** BEGIN **

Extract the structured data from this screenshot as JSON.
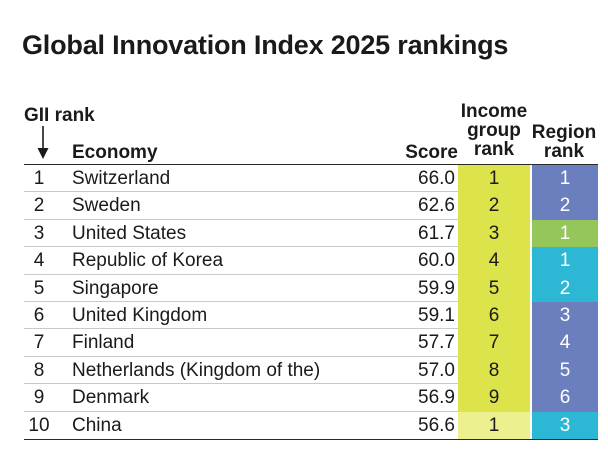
{
  "title": "Global Innovation Index 2025 rankings",
  "headers": {
    "gii_rank": "GII rank",
    "economy": "Economy",
    "score": "Score",
    "income_line1": "Income",
    "income_line2": "group",
    "income_line3": "rank",
    "region_line1": "Region",
    "region_line2": "rank"
  },
  "colors": {
    "income_high": "#dde34a",
    "income_upper_middle": "#edf08f",
    "region_europe": "#6b7fbf",
    "region_northern_america": "#94c65a",
    "region_se_asia_oceania": "#2cb8d4",
    "divider": "#c9c9c9"
  },
  "chart_data": {
    "type": "table",
    "title": "Global Innovation Index 2025 rankings",
    "columns": [
      "GII rank",
      "Economy",
      "Score",
      "Income group rank",
      "Region rank"
    ],
    "rows": [
      {
        "rank": "1",
        "economy": "Switzerland",
        "score": "66.0",
        "income_rank": "1",
        "region_rank": "1",
        "income_color": "#dde34a",
        "region_color": "#6b7fbf"
      },
      {
        "rank": "2",
        "economy": "Sweden",
        "score": "62.6",
        "income_rank": "2",
        "region_rank": "2",
        "income_color": "#dde34a",
        "region_color": "#6b7fbf"
      },
      {
        "rank": "3",
        "economy": "United States",
        "score": "61.7",
        "income_rank": "3",
        "region_rank": "1",
        "income_color": "#dde34a",
        "region_color": "#94c65a"
      },
      {
        "rank": "4",
        "economy": "Republic of Korea",
        "score": "60.0",
        "income_rank": "4",
        "region_rank": "1",
        "income_color": "#dde34a",
        "region_color": "#2cb8d4"
      },
      {
        "rank": "5",
        "economy": "Singapore",
        "score": "59.9",
        "income_rank": "5",
        "region_rank": "2",
        "income_color": "#dde34a",
        "region_color": "#2cb8d4"
      },
      {
        "rank": "6",
        "economy": "United Kingdom",
        "score": "59.1",
        "income_rank": "6",
        "region_rank": "3",
        "income_color": "#dde34a",
        "region_color": "#6b7fbf"
      },
      {
        "rank": "7",
        "economy": "Finland",
        "score": "57.7",
        "income_rank": "7",
        "region_rank": "4",
        "income_color": "#dde34a",
        "region_color": "#6b7fbf"
      },
      {
        "rank": "8",
        "economy": "Netherlands (Kingdom of the)",
        "score": "57.0",
        "income_rank": "8",
        "region_rank": "5",
        "income_color": "#dde34a",
        "region_color": "#6b7fbf"
      },
      {
        "rank": "9",
        "economy": "Denmark",
        "score": "56.9",
        "income_rank": "9",
        "region_rank": "6",
        "income_color": "#dde34a",
        "region_color": "#6b7fbf"
      },
      {
        "rank": "10",
        "economy": "China",
        "score": "56.6",
        "income_rank": "1",
        "region_rank": "3",
        "income_color": "#edf08f",
        "region_color": "#2cb8d4"
      }
    ]
  }
}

** END **

Copy out the listing exactly as it stands, but not the pictures.

Extract the structured data from this screenshot as JSON.
{
  "title": "Global Innovation Index 2025 rankings",
  "headers": {
    "gii_rank": "GII rank",
    "economy": "Economy",
    "score": "Score",
    "income_line1": "Income",
    "income_line2": "group",
    "income_line3": "rank",
    "region_line1": "Region",
    "region_line2": "rank"
  },
  "colors": {
    "income_high": "#dde34a",
    "income_upper_middle": "#edf08f",
    "region_europe": "#6b7fbf",
    "region_northern_america": "#94c65a",
    "region_se_asia_oceania": "#2cb8d4",
    "divider": "#c9c9c9"
  },
  "chart_data": {
    "type": "table",
    "title": "Global Innovation Index 2025 rankings",
    "columns": [
      "GII rank",
      "Economy",
      "Score",
      "Income group rank",
      "Region rank"
    ],
    "rows": [
      {
        "rank": "1",
        "economy": "Switzerland",
        "score": "66.0",
        "income_rank": "1",
        "region_rank": "1",
        "income_color": "#dde34a",
        "region_color": "#6b7fbf"
      },
      {
        "rank": "2",
        "economy": "Sweden",
        "score": "62.6",
        "income_rank": "2",
        "region_rank": "2",
        "income_color": "#dde34a",
        "region_color": "#6b7fbf"
      },
      {
        "rank": "3",
        "economy": "United States",
        "score": "61.7",
        "income_rank": "3",
        "region_rank": "1",
        "income_color": "#dde34a",
        "region_color": "#94c65a"
      },
      {
        "rank": "4",
        "economy": "Republic of Korea",
        "score": "60.0",
        "income_rank": "4",
        "region_rank": "1",
        "income_color": "#dde34a",
        "region_color": "#2cb8d4"
      },
      {
        "rank": "5",
        "economy": "Singapore",
        "score": "59.9",
        "income_rank": "5",
        "region_rank": "2",
        "income_color": "#dde34a",
        "region_color": "#2cb8d4"
      },
      {
        "rank": "6",
        "economy": "United Kingdom",
        "score": "59.1",
        "income_rank": "6",
        "region_rank": "3",
        "income_color": "#dde34a",
        "region_color": "#6b7fbf"
      },
      {
        "rank": "7",
        "economy": "Finland",
        "score": "57.7",
        "income_rank": "7",
        "region_rank": "4",
        "income_color": "#dde34a",
        "region_color": "#6b7fbf"
      },
      {
        "rank": "8",
        "economy": "Netherlands (Kingdom of the)",
        "score": "57.0",
        "income_rank": "8",
        "region_rank": "5",
        "income_color": "#dde34a",
        "region_color": "#6b7fbf"
      },
      {
        "rank": "9",
        "economy": "Denmark",
        "score": "56.9",
        "income_rank": "9",
        "region_rank": "6",
        "income_color": "#dde34a",
        "region_color": "#6b7fbf"
      },
      {
        "rank": "10",
        "economy": "China",
        "score": "56.6",
        "income_rank": "1",
        "region_rank": "3",
        "income_color": "#edf08f",
        "region_color": "#2cb8d4"
      }
    ]
  }
}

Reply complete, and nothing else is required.